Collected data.
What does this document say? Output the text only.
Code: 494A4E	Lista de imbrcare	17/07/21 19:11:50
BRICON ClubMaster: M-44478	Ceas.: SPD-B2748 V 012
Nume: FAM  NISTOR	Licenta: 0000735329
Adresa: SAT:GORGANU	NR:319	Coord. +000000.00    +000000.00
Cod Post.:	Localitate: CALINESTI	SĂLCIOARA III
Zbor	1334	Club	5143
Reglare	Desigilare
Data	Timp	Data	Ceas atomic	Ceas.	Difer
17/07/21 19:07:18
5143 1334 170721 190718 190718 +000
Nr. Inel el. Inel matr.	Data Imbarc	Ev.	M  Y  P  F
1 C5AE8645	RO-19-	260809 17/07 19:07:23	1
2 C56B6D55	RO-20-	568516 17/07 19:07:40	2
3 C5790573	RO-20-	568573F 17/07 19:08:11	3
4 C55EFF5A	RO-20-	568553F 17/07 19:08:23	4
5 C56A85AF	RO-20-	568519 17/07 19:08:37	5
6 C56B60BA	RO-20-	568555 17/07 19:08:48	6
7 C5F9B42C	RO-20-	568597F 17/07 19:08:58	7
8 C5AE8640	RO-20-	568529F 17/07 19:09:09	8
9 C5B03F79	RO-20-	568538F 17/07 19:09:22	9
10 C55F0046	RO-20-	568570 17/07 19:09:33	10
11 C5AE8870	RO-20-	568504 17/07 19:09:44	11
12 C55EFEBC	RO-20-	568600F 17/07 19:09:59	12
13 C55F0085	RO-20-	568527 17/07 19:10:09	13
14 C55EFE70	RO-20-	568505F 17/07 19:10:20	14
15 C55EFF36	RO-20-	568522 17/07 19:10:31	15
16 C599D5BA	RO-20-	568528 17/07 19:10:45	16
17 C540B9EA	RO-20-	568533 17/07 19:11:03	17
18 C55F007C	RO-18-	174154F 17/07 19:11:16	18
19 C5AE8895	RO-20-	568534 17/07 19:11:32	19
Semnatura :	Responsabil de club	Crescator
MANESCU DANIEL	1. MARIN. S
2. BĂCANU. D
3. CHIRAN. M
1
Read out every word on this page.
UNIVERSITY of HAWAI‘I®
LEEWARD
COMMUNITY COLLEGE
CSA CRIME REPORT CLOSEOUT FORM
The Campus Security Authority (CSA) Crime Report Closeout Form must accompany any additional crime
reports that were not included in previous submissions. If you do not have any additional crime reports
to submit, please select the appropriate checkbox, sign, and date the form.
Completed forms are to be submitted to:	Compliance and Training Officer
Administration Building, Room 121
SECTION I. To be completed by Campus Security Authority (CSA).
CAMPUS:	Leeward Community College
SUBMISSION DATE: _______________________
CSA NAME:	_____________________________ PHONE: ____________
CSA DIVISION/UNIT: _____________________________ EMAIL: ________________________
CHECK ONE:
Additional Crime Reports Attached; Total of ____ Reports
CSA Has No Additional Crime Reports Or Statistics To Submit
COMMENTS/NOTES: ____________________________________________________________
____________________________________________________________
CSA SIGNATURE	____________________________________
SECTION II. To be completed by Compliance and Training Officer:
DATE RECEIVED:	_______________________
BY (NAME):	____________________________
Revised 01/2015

THE TASK. Return the entries above exactly as they appear.

RESULT OF THIS EXERCISE.
What does this document say? Output the text only.
Code: 494A4E	Lista de imbrcare	17/07/21 19:11:50
BRICON ClubMaster: M-44478	Ceas.: SPD-B2748 V 012
Nume: FAM  NISTOR	Licenta: 0000735329
Adresa: SAT:GORGANU	NR:319	Coord. +000000.00    +000000.00
Cod Post.:	Localitate: CALINESTI	SĂLCIOARA III
Zbor	1334	Club	5143
Reglare	Desigilare
Data	Timp	Data	Ceas atomic	Ceas.	Difer
17/07/21 19:07:18
5143 1334 170721 190718 190718 +000
Nr. Inel el. Inel matr.	Data Imbarc	Ev.	M  Y  P  F
1 C5AE8645	RO-19-	260809 17/07 19:07:23	1
2 C56B6D55	RO-20-	568516 17/07 19:07:40	2
3 C5790573	RO-20-	568573F 17/07 19:08:11	3
4 C55EFF5A	RO-20-	568553F 17/07 19:08:23	4
5 C56A85AF	RO-20-	568519 17/07 19:08:37	5
6 C56B60BA	RO-20-	568555 17/07 19:08:48	6
7 C5F9B42C	RO-20-	568597F 17/07 19:08:58	7
8 C5AE8640	RO-20-	568529F 17/07 19:09:09	8
9 C5B03F79	RO-20-	568538F 17/07 19:09:22	9
10 C55F0046	RO-20-	568570 17/07 19:09:33	10
11 C5AE8870	RO-20-	568504 17/07 19:09:44	11
12 C55EFEBC	RO-20-	568600F 17/07 19:09:59	12
13 C55F0085	RO-20-	568527 17/07 19:10:09	13
14 C55EFE70	RO-20-	568505F 17/07 19:10:20	14
15 C55EFF36	RO-20-	568522 17/07 19:10:31	15
16 C599D5BA	RO-20-	568528 17/07 19:10:45	16
17 C540B9EA	RO-20-	568533 17/07 19:11:03	17
18 C55F007C	RO-18-	174154F 17/07 19:11:16	18
19 C5AE8895	RO-20-	568534 17/07 19:11:32	19
Semnatura :	Responsabil de club	Crescator
MANESCU DANIEL	1. MARIN. S
2. BĂCANU. D
3. CHIRAN. M
1
Read out every word on this page.
UNIVERSITY of HAWAI‘I®
LEEWARD
COMMUNITY COLLEGE
CSA CRIME REPORT CLOSEOUT FORM
The Campus Security Authority (CSA) Crime Report Closeout Form must accompany any additional crime
reports that were not included in previous submissions. If you do not have any additional crime reports
to submit, please select the appropriate checkbox, sign, and date the form.
Completed forms are to be submitted to:	Compliance and Training Officer
Administration Building, Room 121
SECTION I. To be completed by Campus Security Authority (CSA).
CAMPUS:	Leeward Community College
SUBMISSION DATE: _______________________
CSA NAME:	_____________________________ PHONE: ____________
CSA DIVISION/UNIT: _____________________________ EMAIL: ________________________
CHECK ONE:
Additional Crime Reports Attached; Total of ____ Reports
CSA Has No Additional Crime Reports Or Statistics To Submit
COMMENTS/NOTES: ____________________________________________________________
____________________________________________________________
CSA SIGNATURE	____________________________________
SECTION II. To be completed by Compliance and Training Officer:
DATE RECEIVED:	_______________________
BY (NAME):	____________________________
Revised 01/2015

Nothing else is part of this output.